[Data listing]
******

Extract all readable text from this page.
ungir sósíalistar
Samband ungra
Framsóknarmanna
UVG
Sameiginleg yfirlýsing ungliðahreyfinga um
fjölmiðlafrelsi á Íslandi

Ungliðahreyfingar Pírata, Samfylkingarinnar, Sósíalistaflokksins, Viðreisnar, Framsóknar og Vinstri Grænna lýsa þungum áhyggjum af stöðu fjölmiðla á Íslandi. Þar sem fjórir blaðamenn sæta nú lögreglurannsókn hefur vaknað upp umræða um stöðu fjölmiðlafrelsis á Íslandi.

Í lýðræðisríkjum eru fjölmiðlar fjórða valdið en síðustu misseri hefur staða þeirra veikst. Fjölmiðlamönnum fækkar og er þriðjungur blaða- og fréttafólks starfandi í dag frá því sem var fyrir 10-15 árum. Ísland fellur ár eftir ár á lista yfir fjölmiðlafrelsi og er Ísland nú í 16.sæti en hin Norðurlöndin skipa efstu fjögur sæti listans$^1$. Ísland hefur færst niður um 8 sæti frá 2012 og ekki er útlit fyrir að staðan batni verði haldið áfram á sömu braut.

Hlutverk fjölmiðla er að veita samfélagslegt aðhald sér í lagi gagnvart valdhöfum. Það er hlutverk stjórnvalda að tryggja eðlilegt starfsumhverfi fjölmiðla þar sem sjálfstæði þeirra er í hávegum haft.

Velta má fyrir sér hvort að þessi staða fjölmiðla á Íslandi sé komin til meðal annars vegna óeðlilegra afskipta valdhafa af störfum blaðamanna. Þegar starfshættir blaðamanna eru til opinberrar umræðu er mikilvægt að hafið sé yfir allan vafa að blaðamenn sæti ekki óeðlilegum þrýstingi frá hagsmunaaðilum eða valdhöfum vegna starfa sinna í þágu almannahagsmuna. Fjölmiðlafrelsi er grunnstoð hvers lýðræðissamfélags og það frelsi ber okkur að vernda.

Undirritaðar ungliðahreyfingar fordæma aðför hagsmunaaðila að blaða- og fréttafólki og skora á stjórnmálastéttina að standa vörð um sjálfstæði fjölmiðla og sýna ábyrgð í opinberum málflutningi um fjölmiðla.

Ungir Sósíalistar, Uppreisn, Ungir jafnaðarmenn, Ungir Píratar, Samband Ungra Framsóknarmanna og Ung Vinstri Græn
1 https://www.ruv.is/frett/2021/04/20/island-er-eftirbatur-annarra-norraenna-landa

******

Give the records above again, word for word.

Extract all readable text from this page.
ungir sósíalistar
Samband ungra
Framsóknarmanna
UVG
Sameiginleg yfirlýsing ungliðahreyfinga um
fjölmiðlafrelsi á Íslandi

Ungliðahreyfingar Pírata, Samfylkingarinnar, Sósíalistaflokksins, Viðreisnar, Framsóknar og Vinstri Grænna lýsa þungum áhyggjum af stöðu fjölmiðla á Íslandi. Þar sem fjórir blaðamenn sæta nú lögreglurannsókn hefur vaknað upp umræða um stöðu fjölmiðlafrelsis á Íslandi.

Í lýðræðisríkjum eru fjölmiðlar fjórða valdið en síðustu misseri hefur staða þeirra veikst. Fjölmiðlamönnum fækkar og er þriðjungur blaða- og fréttafólks starfandi í dag frá því sem var fyrir 10-15 árum. Ísland fellur ár eftir ár á lista yfir fjölmiðlafrelsi og er Ísland nú í 16.sæti en hin Norðurlöndin skipa efstu fjögur sæti listans$^1$. Ísland hefur færst niður um 8 sæti frá 2012 og ekki er útlit fyrir að staðan batni verði haldið áfram á sömu braut.

Hlutverk fjölmiðla er að veita samfélagslegt aðhald sér í lagi gagnvart valdhöfum. Það er hlutverk stjórnvalda að tryggja eðlilegt starfsumhverfi fjölmiðla þar sem sjálfstæði þeirra er í hávegum haft.

Velta má fyrir sér hvort að þessi staða fjölmiðla á Íslandi sé komin til meðal annars vegna óeðlilegra afskipta valdhafa af störfum blaðamanna. Þegar starfshættir blaðamanna eru til opinberrar umræðu er mikilvægt að hafið sé yfir allan vafa að blaðamenn sæti ekki óeðlilegum þrýstingi frá hagsmunaaðilum eða valdhöfum vegna starfa sinna í þágu almannahagsmuna. Fjölmiðlafrelsi er grunnstoð hvers lýðræðissamfélags og það frelsi ber okkur að vernda.

Undirritaðar ungliðahreyfingar fordæma aðför hagsmunaaðila að blaða- og fréttafólki og skora á stjórnmálastéttina að standa vörð um sjálfstæði fjölmiðla og sýna ábyrgð í opinberum málflutningi um fjölmiðla.

Ungir Sósíalistar, Uppreisn, Ungir jafnaðarmenn, Ungir Píratar, Samband Ungra Framsóknarmanna og Ung Vinstri Græn
1 https://www.ruv.is/frett/2021/04/20/island-er-eftirbatur-annarra-norraenna-landa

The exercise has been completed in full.